Written request —
Extract the complete listing and output it unchanged.

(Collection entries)
## begin

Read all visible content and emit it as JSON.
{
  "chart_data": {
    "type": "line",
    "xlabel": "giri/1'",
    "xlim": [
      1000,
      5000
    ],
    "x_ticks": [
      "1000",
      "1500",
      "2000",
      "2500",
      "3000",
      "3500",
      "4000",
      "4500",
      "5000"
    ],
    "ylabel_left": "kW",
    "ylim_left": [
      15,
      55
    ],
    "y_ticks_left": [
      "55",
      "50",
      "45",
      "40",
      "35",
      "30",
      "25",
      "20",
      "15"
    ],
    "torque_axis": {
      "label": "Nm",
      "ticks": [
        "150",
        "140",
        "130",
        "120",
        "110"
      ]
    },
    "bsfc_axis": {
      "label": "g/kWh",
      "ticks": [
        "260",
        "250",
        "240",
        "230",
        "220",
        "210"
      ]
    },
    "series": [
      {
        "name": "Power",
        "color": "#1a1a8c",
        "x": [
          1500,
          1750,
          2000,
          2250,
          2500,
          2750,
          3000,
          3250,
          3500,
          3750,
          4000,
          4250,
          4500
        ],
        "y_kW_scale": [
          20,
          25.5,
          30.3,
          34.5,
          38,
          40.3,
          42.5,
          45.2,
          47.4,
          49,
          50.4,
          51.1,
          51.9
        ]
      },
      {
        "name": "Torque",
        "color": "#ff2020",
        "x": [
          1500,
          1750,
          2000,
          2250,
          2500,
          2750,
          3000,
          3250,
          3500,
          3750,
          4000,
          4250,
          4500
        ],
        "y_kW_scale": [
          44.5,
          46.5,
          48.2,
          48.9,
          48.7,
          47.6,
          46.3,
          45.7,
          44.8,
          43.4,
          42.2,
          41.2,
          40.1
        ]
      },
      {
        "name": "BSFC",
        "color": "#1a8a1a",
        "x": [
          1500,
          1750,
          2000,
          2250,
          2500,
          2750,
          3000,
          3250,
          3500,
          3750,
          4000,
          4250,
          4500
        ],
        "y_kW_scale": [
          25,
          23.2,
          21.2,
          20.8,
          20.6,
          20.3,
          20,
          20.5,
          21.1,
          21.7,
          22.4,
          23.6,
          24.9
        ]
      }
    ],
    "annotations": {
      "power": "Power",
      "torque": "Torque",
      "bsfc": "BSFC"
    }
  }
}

## end

Full output —
Read all visible content and emit it as JSON.
{
  "chart_data": {
    "type": "line",
    "xlabel": "giri/1'",
    "xlim": [
      1000,
      5000
    ],
    "x_ticks": [
      "1000",
      "1500",
      "2000",
      "2500",
      "3000",
      "3500",
      "4000",
      "4500",
      "5000"
    ],
    "ylabel_left": "kW",
    "ylim_left": [
      15,
      55
    ],
    "y_ticks_left": [
      "55",
      "50",
      "45",
      "40",
      "35",
      "30",
      "25",
      "20",
      "15"
    ],
    "torque_axis": {
      "label": "Nm",
      "ticks": [
        "150",
        "140",
        "130",
        "120",
        "110"
      ]
    },
    "bsfc_axis": {
      "label": "g/kWh",
      "ticks": [
        "260",
        "250",
        "240",
        "230",
        "220",
        "210"
      ]
    },
    "series": [
      {
        "name": "Power",
        "color": "#1a1a8c",
        "x": [
          1500,
          1750,
          2000,
          2250,
          2500,
          2750,
          3000,
          3250,
          3500,
          3750,
          4000,
          4250,
          4500
        ],
        "y_kW_scale": [
          20,
          25.5,
          30.3,
          34.5,
          38,
          40.3,
          42.5,
          45.2,
          47.4,
          49,
          50.4,
          51.1,
          51.9
        ]
      },
      {
        "name": "Torque",
        "color": "#ff2020",
        "x": [
          1500,
          1750,
          2000,
          2250,
          2500,
          2750,
          3000,
          3250,
          3500,
          3750,
          4000,
          4250,
          4500
        ],
        "y_kW_scale": [
          44.5,
          46.5,
          48.2,
          48.9,
          48.7,
          47.6,
          46.3,
          45.7,
          44.8,
          43.4,
          42.2,
          41.2,
          40.1
        ]
      },
      {
        "name": "BSFC",
        "color": "#1a8a1a",
        "x": [
          1500,
          1750,
          2000,
          2250,
          2500,
          2750,
          3000,
          3250,
          3500,
          3750,
          4000,
          4250,
          4500
        ],
        "y_kW_scale": [
          25,
          23.2,
          21.2,
          20.8,
          20.6,
          20.3,
          20,
          20.5,
          21.1,
          21.7,
          22.4,
          23.6,
          24.9
        ]
      }
    ],
    "annotations": {
      "power": "Power",
      "torque": "Torque",
      "bsfc": "BSFC"
    }
  }
}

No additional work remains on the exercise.